WRITTEN INSTRUCTION: Without the pictures, reproduce the records that follow exactly.

Stored records

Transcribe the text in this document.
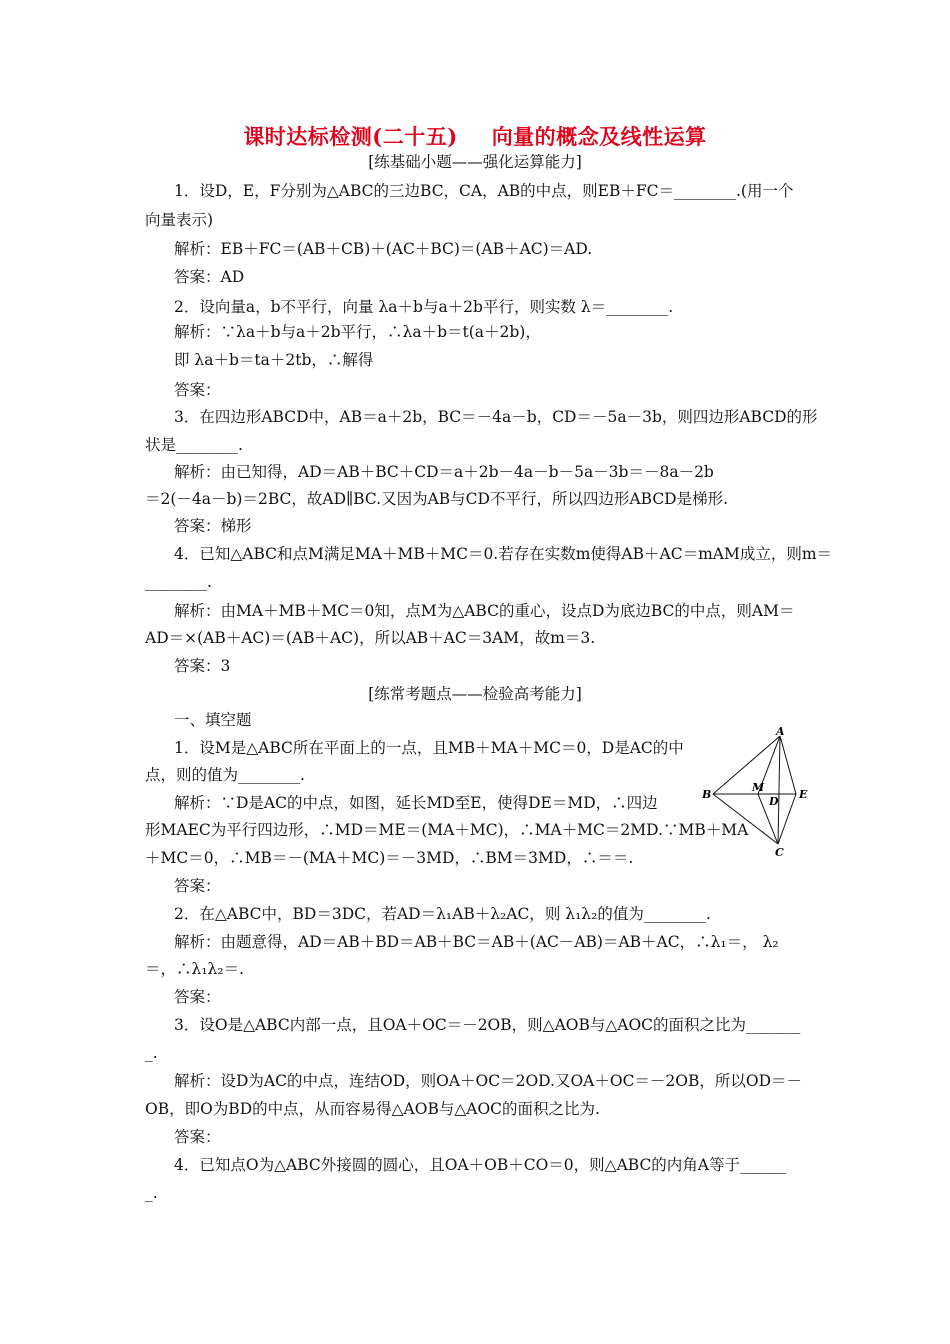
课时达标检测(二十五) 向量的概念及线性运算
[练基础小题——强化运算能力]
1．设D，E，F分别为△ABC的三边BC，CA，AB的中点，则EB＋FC＝________.(用一个
向量表示)
解析：EB＋FC＝(AB＋CB)＋(AC＋BC)＝(AB＋AC)＝AD.
答案：AD
2．设向量a，b不平行，向量 λa＋b与a＋2b平行，则实数 λ＝________.
解析：∵λa＋b与a＋2b平行，∴λa＋b＝t(a＋2b)，
即 λa＋b＝ta＋2tb，∴解得
答案：
3．在四边形ABCD中，AB＝a＋2b，BC＝－4a－b，CD＝－5a－3b，则四边形ABCD的形
状是________.
解析：由已知得，AD＝AB＋BC＋CD＝a＋2b－4a－b－5a－3b＝－8a－2b
＝2(－4a－b)＝2BC，故AD∥BC.又因为AB与CD不平行，所以四边形ABCD是梯形.
答案：梯形
4．已知△ABC和点M满足MA＋MB＋MC＝0.若存在实数m使得AB＋AC＝mAM成立，则m＝
________.
解析：由MA＋MB＋MC＝0知，点M为△ABC的重心，设点D为底边BC的中点，则AM＝
AD＝×(AB＋AC)＝(AB＋AC)，所以AB＋AC＝3AM，故m＝3.
答案：3
[练常考题点——检验高考能力]
一、填空题
1．设M是△ABC所在平面上的一点，且MB＋MA＋MC＝0，D是AC的中
点，则的值为________.
解析：∵D是AC的中点，如图，延长MD至E，使得DE＝MD，∴四边
形MAEC为平行四边形，∴MD＝ME＝(MA＋MC)，∴MA＋MC＝2MD.∵MB＋MA
＋MC＝0，∴MB＝－(MA＋MC)＝－3MD，∴BM＝3MD，∴＝＝.
答案：
A
B
C
D
E
M
2．在△ABC中，BD＝3DC，若AD＝λ₁AB＋λ₂AC，则 λ₁λ₂的值为________.
解析：由题意得，AD＝AB＋BD＝AB＋BC＝AB＋(AC－AB)＝AB＋AC，∴λ₁＝， λ₂
＝，∴λ₁λ₂＝.
答案：
3．设O是△ABC内部一点，且OA＋OC＝－2OB，则△AOB与△AOC的面积之比为_______
_.
解析：设D为AC的中点，连结OD，则OA＋OC＝2OD.又OA＋OC＝－2OB，所以OD＝－
OB，即O为BD的中点，从而容易得△AOB与△AOC的面积之比为.
答案：
4．已知点O为△ABC外接圆的圆心，且OA＋OB＋CO＝0，则△ABC的内角A等于______
_.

COMPLETE ANSWER:
Transcribe the text in this document.
课时达标检测(二十五) 向量的概念及线性运算
[练基础小题——强化运算能力]
1．设D，E，F分别为△ABC的三边BC，CA，AB的中点，则EB＋FC＝________.(用一个
向量表示)
解析：EB＋FC＝(AB＋CB)＋(AC＋BC)＝(AB＋AC)＝AD.
答案：AD
2．设向量a，b不平行，向量 λa＋b与a＋2b平行，则实数 λ＝________.
解析：∵λa＋b与a＋2b平行，∴λa＋b＝t(a＋2b)，
即 λa＋b＝ta＋2tb，∴解得
答案：
3．在四边形ABCD中，AB＝a＋2b，BC＝－4a－b，CD＝－5a－3b，则四边形ABCD的形
状是________.
解析：由已知得，AD＝AB＋BC＋CD＝a＋2b－4a－b－5a－3b＝－8a－2b
＝2(－4a－b)＝2BC，故AD∥BC.又因为AB与CD不平行，所以四边形ABCD是梯形.
答案：梯形
4．已知△ABC和点M满足MA＋MB＋MC＝0.若存在实数m使得AB＋AC＝mAM成立，则m＝
________.
解析：由MA＋MB＋MC＝0知，点M为△ABC的重心，设点D为底边BC的中点，则AM＝
AD＝×(AB＋AC)＝(AB＋AC)，所以AB＋AC＝3AM，故m＝3.
答案：3
[练常考题点——检验高考能力]
一、填空题
1．设M是△ABC所在平面上的一点，且MB＋MA＋MC＝0，D是AC的中
点，则的值为________.
解析：∵D是AC的中点，如图，延长MD至E，使得DE＝MD，∴四边
形MAEC为平行四边形，∴MD＝ME＝(MA＋MC)，∴MA＋MC＝2MD.∵MB＋MA
＋MC＝0，∴MB＝－(MA＋MC)＝－3MD，∴BM＝3MD，∴＝＝.
答案：
A
B
C
D
E
M
2．在△ABC中，BD＝3DC，若AD＝λ₁AB＋λ₂AC，则 λ₁λ₂的值为________.
解析：由题意得，AD＝AB＋BD＝AB＋BC＝AB＋(AC－AB)＝AB＋AC，∴λ₁＝， λ₂
＝，∴λ₁λ₂＝.
答案：
3．设O是△ABC内部一点，且OA＋OC＝－2OB，则△AOB与△AOC的面积之比为_______
_.
解析：设D为AC的中点，连结OD，则OA＋OC＝2OD.又OA＋OC＝－2OB，所以OD＝－
OB，即O为BD的中点，从而容易得△AOB与△AOC的面积之比为.
答案：
4．已知点O为△ABC外接圆的圆心，且OA＋OB＋CO＝0，则△ABC的内角A等于______
_.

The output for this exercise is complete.